(Input material):
################
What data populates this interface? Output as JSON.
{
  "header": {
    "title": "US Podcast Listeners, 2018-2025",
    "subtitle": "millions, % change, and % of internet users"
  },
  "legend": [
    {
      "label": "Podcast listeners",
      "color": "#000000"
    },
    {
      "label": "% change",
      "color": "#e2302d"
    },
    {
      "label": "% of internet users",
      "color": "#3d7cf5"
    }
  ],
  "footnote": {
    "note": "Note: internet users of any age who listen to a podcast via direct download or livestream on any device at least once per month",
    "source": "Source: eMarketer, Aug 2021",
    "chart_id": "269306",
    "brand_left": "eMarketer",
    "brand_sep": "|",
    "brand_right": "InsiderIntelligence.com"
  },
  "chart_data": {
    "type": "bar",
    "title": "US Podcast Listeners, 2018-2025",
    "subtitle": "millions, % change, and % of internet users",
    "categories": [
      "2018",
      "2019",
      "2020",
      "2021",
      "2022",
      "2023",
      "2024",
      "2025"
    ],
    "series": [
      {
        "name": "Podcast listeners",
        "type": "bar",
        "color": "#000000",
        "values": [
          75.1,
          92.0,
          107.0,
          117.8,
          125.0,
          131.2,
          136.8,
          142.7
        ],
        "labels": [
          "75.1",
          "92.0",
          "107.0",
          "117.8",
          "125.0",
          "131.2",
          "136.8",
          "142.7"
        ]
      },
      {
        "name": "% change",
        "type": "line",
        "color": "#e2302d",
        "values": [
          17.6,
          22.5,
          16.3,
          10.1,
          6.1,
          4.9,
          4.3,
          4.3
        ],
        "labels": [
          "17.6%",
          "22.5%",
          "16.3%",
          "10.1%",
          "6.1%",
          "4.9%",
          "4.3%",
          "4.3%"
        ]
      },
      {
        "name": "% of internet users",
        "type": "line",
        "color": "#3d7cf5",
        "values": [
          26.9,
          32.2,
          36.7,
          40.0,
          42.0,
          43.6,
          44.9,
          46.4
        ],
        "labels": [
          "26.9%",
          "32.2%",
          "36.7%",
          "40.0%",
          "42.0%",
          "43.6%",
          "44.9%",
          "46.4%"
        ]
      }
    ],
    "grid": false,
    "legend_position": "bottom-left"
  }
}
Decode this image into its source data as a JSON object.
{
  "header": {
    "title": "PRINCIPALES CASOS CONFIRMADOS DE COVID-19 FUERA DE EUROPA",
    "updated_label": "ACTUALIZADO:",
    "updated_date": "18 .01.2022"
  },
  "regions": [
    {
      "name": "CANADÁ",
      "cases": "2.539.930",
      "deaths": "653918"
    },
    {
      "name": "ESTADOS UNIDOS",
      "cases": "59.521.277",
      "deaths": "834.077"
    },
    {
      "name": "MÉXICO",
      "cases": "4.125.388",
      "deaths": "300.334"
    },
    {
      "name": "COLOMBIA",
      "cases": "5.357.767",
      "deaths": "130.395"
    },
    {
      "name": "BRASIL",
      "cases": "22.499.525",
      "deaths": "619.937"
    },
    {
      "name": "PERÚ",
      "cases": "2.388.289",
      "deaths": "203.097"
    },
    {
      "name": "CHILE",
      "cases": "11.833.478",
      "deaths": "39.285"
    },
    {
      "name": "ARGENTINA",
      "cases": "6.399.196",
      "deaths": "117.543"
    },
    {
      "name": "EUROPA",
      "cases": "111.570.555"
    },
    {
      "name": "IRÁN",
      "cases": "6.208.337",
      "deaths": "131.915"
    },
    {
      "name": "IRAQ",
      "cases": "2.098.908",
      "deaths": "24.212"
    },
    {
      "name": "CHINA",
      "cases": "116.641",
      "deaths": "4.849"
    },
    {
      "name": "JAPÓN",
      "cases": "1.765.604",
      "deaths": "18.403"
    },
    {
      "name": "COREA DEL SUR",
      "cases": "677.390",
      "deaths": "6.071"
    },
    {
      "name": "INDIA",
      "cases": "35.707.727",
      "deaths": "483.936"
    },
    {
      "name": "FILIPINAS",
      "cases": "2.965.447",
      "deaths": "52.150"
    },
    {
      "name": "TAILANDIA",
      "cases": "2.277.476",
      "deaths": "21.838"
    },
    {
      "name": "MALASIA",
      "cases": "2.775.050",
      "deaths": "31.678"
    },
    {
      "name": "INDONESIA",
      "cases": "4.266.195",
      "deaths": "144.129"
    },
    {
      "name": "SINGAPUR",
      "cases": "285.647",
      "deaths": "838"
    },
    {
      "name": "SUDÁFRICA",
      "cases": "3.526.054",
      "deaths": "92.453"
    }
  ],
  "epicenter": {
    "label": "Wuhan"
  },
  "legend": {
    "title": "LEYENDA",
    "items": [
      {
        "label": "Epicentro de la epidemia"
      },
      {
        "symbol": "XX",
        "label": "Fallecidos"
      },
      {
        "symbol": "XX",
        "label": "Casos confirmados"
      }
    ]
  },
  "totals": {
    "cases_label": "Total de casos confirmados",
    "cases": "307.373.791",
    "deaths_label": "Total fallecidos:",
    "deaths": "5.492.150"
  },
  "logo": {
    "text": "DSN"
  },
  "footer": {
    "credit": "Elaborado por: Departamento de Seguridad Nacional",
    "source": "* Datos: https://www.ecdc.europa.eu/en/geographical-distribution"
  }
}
################
(Work to do):
Report how many lines in the listing include the word "JSON". Give nothing but the count.

(Solution to this exercise):
2